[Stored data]
>>>

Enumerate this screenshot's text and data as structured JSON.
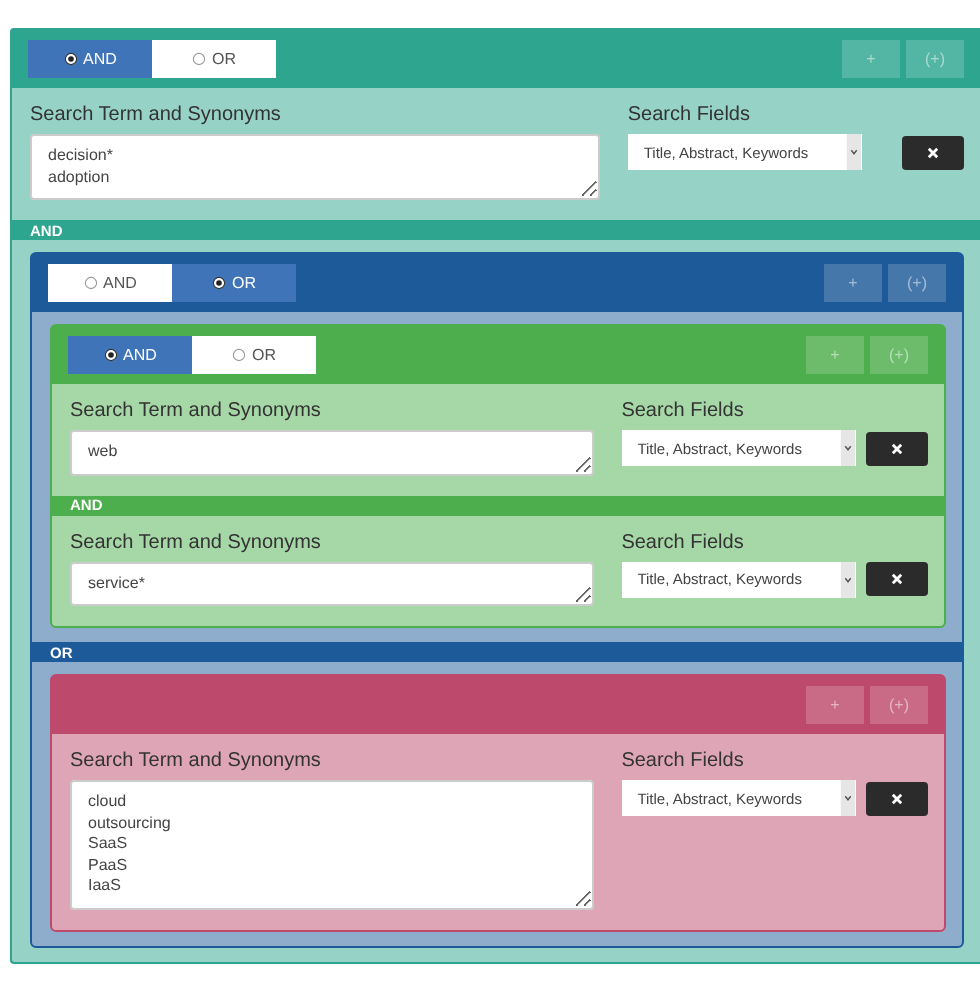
{
  "root": {
    "kind": "group",
    "color": "#2ea58f",
    "toggle": [
      {
        "label": "AND",
        "selected": true
      },
      {
        "label": "OR",
        "selected": false
      }
    ],
    "header_buttons": [
      {
        "label": "+",
        "disabled": true
      },
      {
        "label": "(+)",
        "disabled": true
      }
    ],
    "items": [
      {
        "kind": "term",
        "term_label": "Search Term and Synonyms",
        "lines": [
          "decision*",
          "adoption"
        ],
        "fields_label": "Search Fields",
        "fields_value": "Title, Abstract, Keywords"
      },
      {
        "kind": "connector",
        "label": "AND"
      },
      {
        "kind": "group",
        "color": "#1d5a99",
        "toggle": [
          {
            "label": "AND",
            "selected": false
          },
          {
            "label": "OR",
            "selected": true
          }
        ],
        "header_buttons": [
          {
            "label": "+",
            "disabled": true
          },
          {
            "label": "(+)",
            "disabled": true
          }
        ],
        "items": [
          {
            "kind": "group",
            "color": "#4cae4c",
            "toggle": [
              {
                "label": "AND",
                "selected": true
              },
              {
                "label": "OR",
                "selected": false
              }
            ],
            "header_buttons": [
              {
                "label": "+",
                "disabled": true
              },
              {
                "label": "(+)",
                "disabled": true
              }
            ],
            "items": [
              {
                "kind": "term",
                "term_label": "Search Term and Synonyms",
                "lines": [
                  "web"
                ],
                "fields_label": "Search Fields",
                "fields_value": "Title, Abstract, Keywords"
              },
              {
                "kind": "connector",
                "label": "AND"
              },
              {
                "kind": "term",
                "term_label": "Search Term and Synonyms",
                "lines": [
                  "service*"
                ],
                "fields_label": "Search Fields",
                "fields_value": "Title, Abstract, Keywords"
              }
            ]
          },
          {
            "kind": "connector",
            "label": "OR"
          },
          {
            "kind": "group",
            "color": "#bd4a6d",
            "header_buttons": [
              {
                "label": "+",
                "disabled": true
              },
              {
                "label": "(+)",
                "disabled": true
              }
            ],
            "items": [
              {
                "kind": "term",
                "term_label": "Search Term and Synonyms",
                "lines": [
                  "cloud",
                  "outsourcing",
                  "SaaS",
                  "PaaS",
                  "IaaS"
                ],
                "fields_label": "Search Fields",
                "fields_value": "Title, Abstract, Keywords"
              }
            ]
          }
        ]
      }
    ]
  }
}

<<<

• Set task: Omit the pictures, then quote the rest of the material above exactly.

• Finished task:
Enumerate this screenshot's text and data as structured JSON.
{
  "root": {
    "kind": "group",
    "color": "#2ea58f",
    "toggle": [
      {
        "label": "AND",
        "selected": true
      },
      {
        "label": "OR",
        "selected": false
      }
    ],
    "header_buttons": [
      {
        "label": "+",
        "disabled": true
      },
      {
        "label": "(+)",
        "disabled": true
      }
    ],
    "items": [
      {
        "kind": "term",
        "term_label": "Search Term and Synonyms",
        "lines": [
          "decision*",
          "adoption"
        ],
        "fields_label": "Search Fields",
        "fields_value": "Title, Abstract, Keywords"
      },
      {
        "kind": "connector",
        "label": "AND"
      },
      {
        "kind": "group",
        "color": "#1d5a99",
        "toggle": [
          {
            "label": "AND",
            "selected": false
          },
          {
            "label": "OR",
            "selected": true
          }
        ],
        "header_buttons": [
          {
            "label": "+",
            "disabled": true
          },
          {
            "label": "(+)",
            "disabled": true
          }
        ],
        "items": [
          {
            "kind": "group",
            "color": "#4cae4c",
            "toggle": [
              {
                "label": "AND",
                "selected": true
              },
              {
                "label": "OR",
                "selected": false
              }
            ],
            "header_buttons": [
              {
                "label": "+",
                "disabled": true
              },
              {
                "label": "(+)",
                "disabled": true
              }
            ],
            "items": [
              {
                "kind": "term",
                "term_label": "Search Term and Synonyms",
                "lines": [
                  "web"
                ],
                "fields_label": "Search Fields",
                "fields_value": "Title, Abstract, Keywords"
              },
              {
                "kind": "connector",
                "label": "AND"
              },
              {
                "kind": "term",
                "term_label": "Search Term and Synonyms",
                "lines": [
                  "service*"
                ],
                "fields_label": "Search Fields",
                "fields_value": "Title, Abstract, Keywords"
              }
            ]
          },
          {
            "kind": "connector",
            "label": "OR"
          },
          {
            "kind": "group",
            "color": "#bd4a6d",
            "header_buttons": [
              {
                "label": "+",
                "disabled": true
              },
              {
                "label": "(+)",
                "disabled": true
              }
            ],
            "items": [
              {
                "kind": "term",
                "term_label": "Search Term and Synonyms",
                "lines": [
                  "cloud",
                  "outsourcing",
                  "SaaS",
                  "PaaS",
                  "IaaS"
                ],
                "fields_label": "Search Fields",
                "fields_value": "Title, Abstract, Keywords"
              }
            ]
          }
        ]
      }
    ]
  }
}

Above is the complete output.